» Exercise brief: Hunt for the word "Mathematical" across the entries below, copying each line that holds it.
┌──
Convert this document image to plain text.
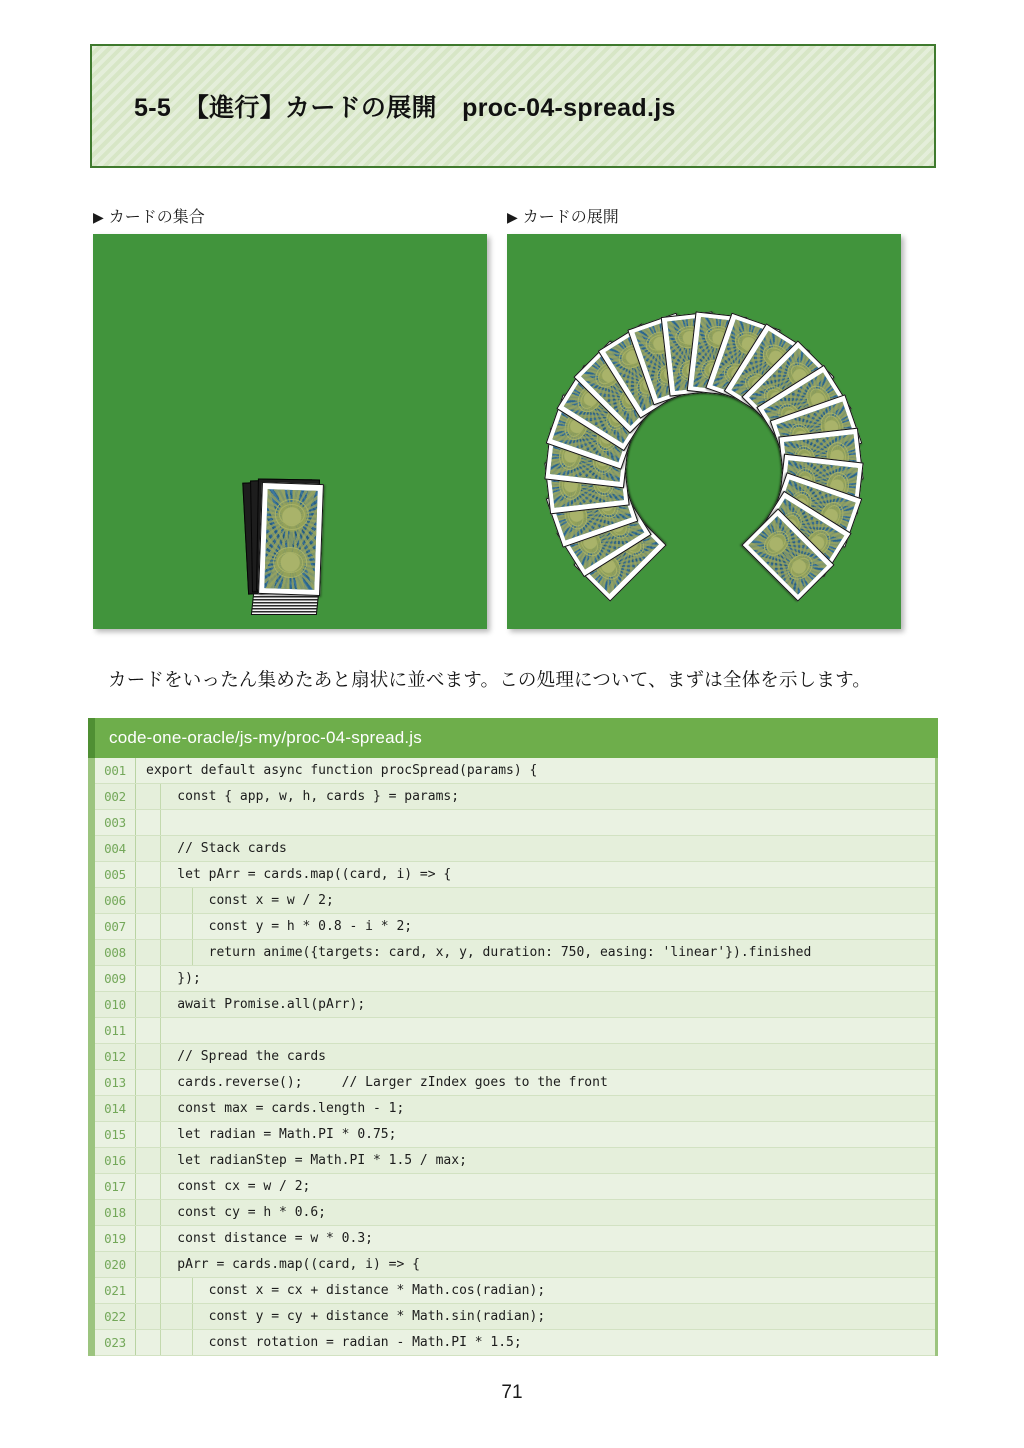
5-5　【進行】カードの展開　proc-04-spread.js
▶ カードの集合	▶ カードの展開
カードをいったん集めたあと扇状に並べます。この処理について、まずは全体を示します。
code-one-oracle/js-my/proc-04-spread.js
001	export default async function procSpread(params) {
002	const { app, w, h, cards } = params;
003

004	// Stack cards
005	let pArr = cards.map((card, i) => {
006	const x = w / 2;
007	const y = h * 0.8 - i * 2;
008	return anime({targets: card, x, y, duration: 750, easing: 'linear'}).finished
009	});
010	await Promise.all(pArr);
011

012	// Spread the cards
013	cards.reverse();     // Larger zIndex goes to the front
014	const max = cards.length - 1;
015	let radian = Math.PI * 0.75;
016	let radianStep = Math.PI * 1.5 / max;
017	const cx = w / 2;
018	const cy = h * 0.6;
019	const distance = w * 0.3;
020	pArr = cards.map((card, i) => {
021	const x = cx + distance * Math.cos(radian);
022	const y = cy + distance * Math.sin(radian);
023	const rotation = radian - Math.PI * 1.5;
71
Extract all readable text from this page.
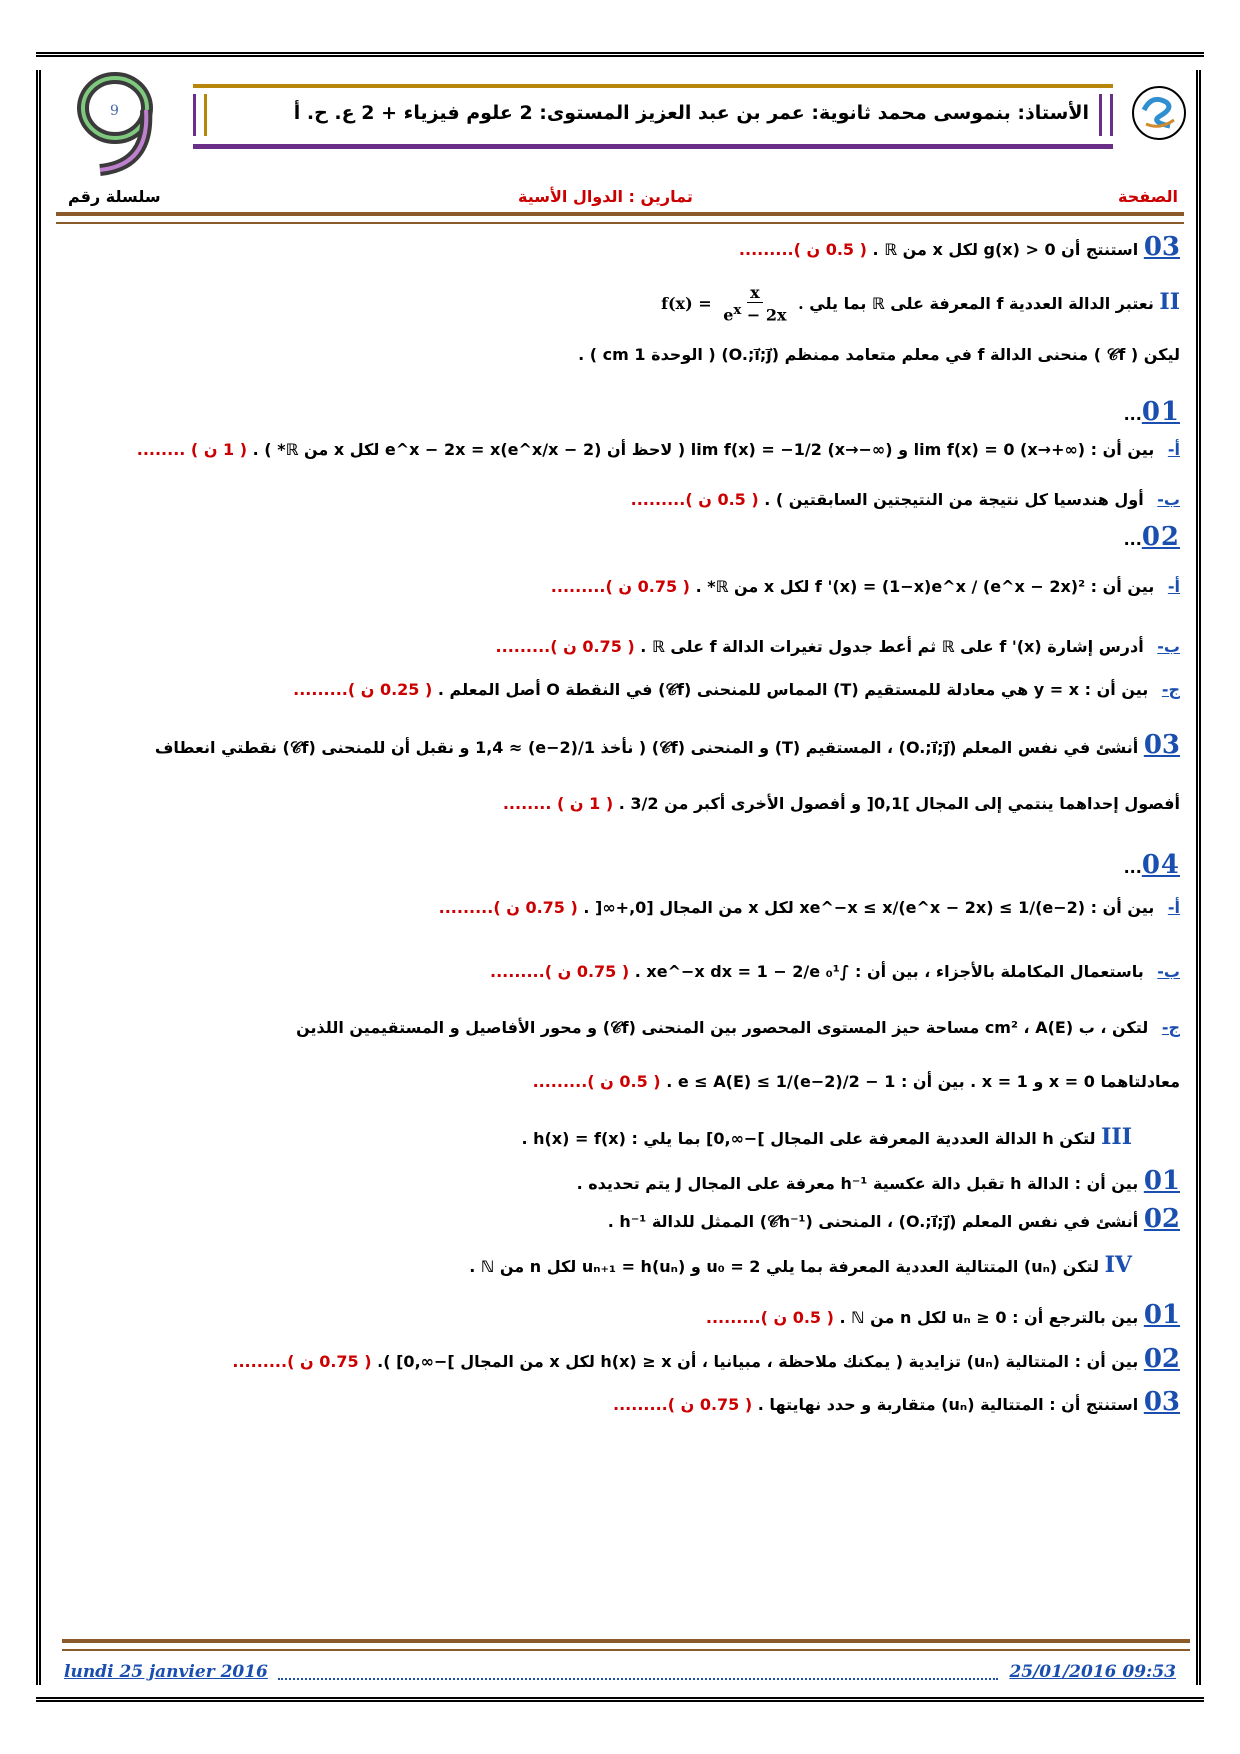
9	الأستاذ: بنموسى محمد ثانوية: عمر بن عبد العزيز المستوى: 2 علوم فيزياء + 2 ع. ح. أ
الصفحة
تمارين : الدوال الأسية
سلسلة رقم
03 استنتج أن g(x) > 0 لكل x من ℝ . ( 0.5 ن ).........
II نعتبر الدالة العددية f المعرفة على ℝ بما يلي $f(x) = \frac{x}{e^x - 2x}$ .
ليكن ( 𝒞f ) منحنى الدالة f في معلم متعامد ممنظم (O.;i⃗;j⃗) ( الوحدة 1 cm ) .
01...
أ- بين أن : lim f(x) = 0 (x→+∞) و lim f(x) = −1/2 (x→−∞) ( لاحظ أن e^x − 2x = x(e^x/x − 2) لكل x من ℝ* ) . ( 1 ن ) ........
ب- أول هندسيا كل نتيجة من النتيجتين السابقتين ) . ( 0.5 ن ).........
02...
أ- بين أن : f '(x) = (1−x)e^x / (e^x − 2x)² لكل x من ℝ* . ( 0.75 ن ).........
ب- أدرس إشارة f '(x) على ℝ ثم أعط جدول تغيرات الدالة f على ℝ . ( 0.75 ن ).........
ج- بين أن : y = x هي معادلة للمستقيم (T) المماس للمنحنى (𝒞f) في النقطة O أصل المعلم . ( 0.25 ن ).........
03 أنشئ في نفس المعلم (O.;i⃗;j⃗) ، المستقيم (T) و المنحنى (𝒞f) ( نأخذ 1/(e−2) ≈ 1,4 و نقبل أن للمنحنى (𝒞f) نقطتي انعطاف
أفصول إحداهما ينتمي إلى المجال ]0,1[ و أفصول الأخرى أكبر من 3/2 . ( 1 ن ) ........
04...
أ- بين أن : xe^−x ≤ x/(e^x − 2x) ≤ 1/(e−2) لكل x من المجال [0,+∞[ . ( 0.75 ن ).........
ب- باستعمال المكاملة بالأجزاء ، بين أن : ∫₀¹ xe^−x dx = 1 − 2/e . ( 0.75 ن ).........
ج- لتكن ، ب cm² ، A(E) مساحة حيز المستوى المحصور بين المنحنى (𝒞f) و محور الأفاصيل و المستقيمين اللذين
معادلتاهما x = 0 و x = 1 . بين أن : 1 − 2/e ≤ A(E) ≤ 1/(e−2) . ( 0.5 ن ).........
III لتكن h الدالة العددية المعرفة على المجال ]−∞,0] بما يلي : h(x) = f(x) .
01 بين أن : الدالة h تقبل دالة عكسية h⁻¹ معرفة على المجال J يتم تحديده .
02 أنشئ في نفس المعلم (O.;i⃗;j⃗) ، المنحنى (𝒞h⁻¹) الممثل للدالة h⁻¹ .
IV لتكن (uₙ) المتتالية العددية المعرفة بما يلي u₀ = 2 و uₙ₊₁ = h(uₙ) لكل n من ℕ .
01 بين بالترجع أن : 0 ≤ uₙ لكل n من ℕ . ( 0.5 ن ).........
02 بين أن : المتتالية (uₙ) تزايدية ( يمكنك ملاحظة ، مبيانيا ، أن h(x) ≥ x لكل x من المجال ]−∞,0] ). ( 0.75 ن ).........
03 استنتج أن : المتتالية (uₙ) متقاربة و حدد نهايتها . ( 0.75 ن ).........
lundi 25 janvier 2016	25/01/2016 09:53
└──
┌──
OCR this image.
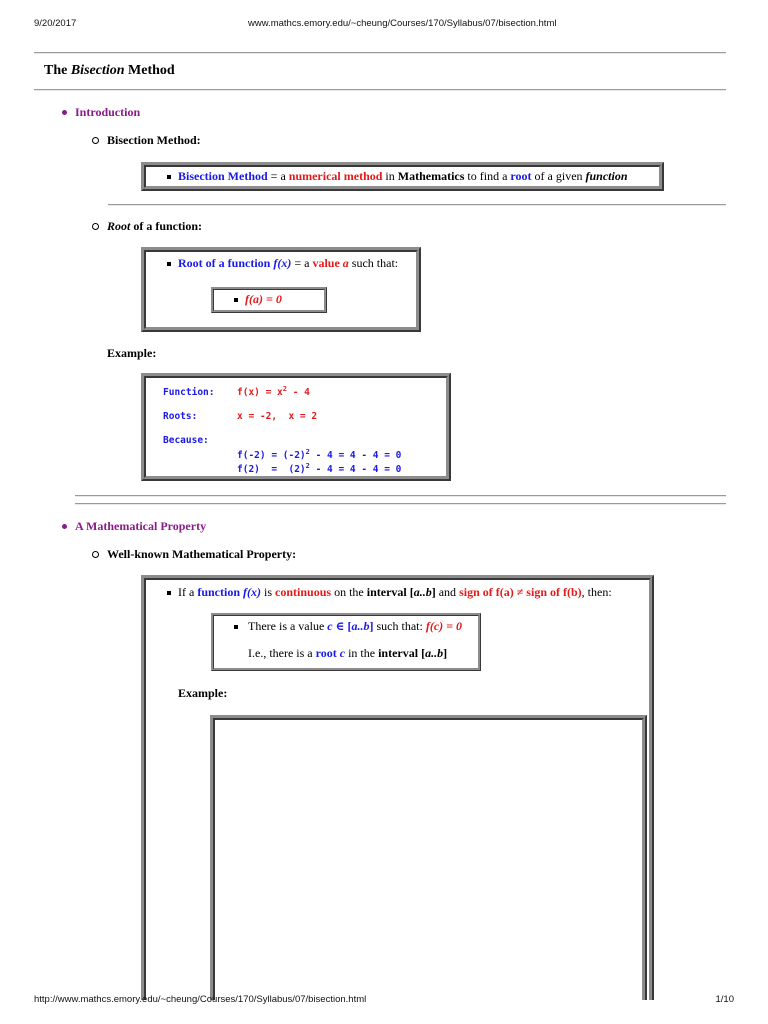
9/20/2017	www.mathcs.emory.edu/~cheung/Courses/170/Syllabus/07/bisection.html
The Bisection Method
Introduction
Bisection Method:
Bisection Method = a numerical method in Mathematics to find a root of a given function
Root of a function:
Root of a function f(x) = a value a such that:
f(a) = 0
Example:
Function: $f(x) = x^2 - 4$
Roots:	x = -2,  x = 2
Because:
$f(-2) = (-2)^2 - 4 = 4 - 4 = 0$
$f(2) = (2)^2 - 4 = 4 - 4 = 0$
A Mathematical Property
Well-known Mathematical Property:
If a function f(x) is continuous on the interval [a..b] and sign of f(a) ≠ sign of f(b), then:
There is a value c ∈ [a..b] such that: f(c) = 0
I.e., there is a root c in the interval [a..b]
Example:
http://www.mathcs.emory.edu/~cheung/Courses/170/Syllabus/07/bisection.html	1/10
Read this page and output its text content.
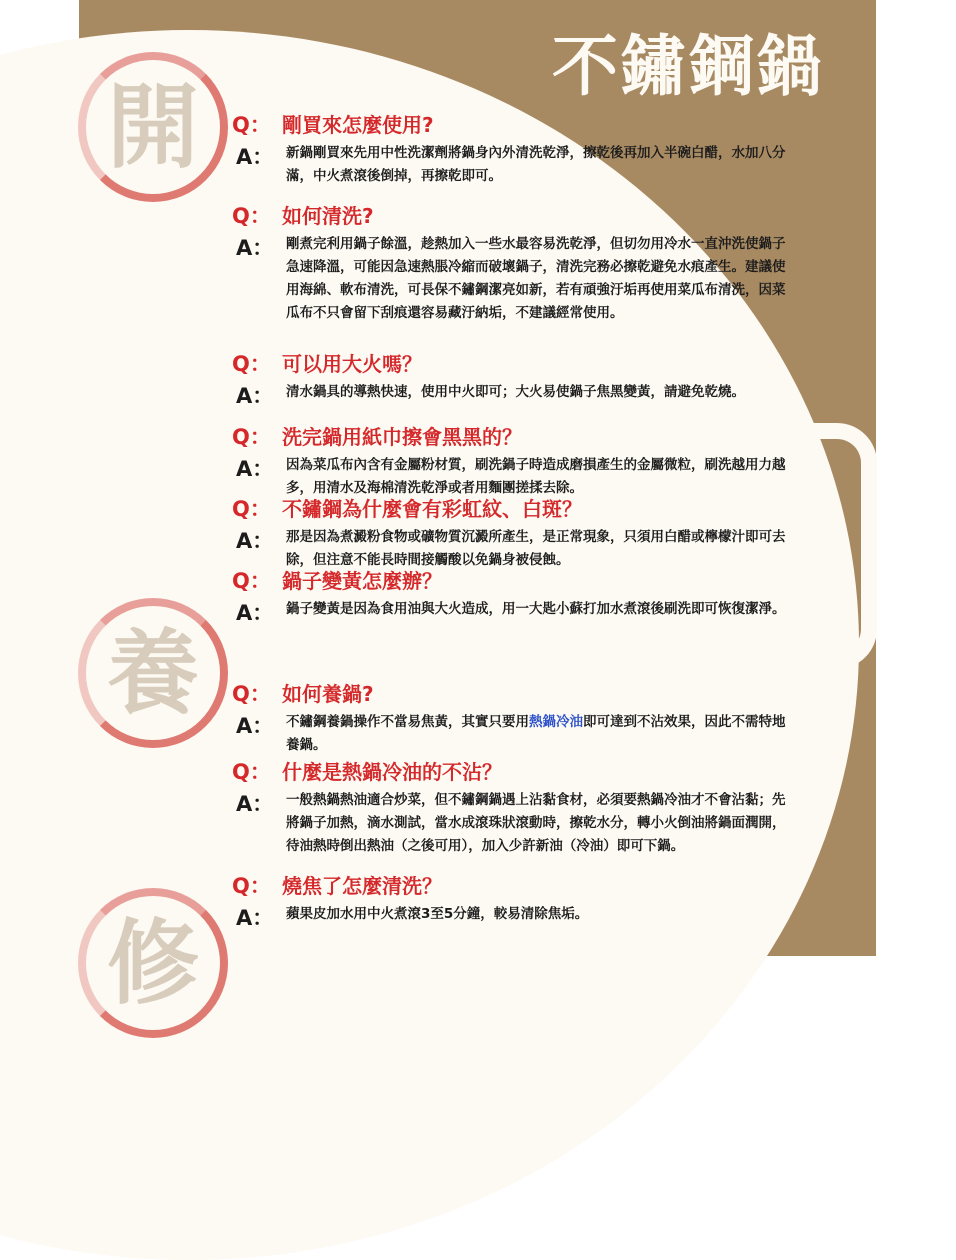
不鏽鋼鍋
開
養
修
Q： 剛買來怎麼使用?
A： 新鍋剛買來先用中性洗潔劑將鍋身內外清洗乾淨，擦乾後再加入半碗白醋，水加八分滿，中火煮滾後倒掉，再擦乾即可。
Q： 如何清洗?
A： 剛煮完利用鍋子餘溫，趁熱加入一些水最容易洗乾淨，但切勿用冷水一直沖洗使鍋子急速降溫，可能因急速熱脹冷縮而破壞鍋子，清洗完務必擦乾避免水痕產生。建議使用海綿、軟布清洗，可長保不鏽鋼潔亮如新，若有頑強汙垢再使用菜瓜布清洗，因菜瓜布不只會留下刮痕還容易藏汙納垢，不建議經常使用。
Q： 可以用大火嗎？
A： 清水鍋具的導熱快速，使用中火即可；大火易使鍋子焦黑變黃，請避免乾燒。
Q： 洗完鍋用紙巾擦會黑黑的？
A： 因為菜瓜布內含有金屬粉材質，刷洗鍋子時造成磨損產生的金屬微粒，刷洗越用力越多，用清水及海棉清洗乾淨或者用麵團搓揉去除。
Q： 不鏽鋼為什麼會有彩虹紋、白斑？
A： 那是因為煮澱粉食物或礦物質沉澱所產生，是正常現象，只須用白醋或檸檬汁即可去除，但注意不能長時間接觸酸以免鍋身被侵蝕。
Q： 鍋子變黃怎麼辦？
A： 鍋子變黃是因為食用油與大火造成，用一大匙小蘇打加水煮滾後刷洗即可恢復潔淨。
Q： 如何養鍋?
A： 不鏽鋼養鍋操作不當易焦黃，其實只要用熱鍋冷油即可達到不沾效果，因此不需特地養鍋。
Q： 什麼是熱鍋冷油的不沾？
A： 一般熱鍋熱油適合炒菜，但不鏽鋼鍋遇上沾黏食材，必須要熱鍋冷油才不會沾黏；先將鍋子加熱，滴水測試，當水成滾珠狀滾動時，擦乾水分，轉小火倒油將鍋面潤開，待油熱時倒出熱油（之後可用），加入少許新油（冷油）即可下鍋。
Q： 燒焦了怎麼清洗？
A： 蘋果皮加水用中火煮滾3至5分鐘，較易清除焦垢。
└──
» The output:
A Mathematical Property
Well-known Mathematical Property:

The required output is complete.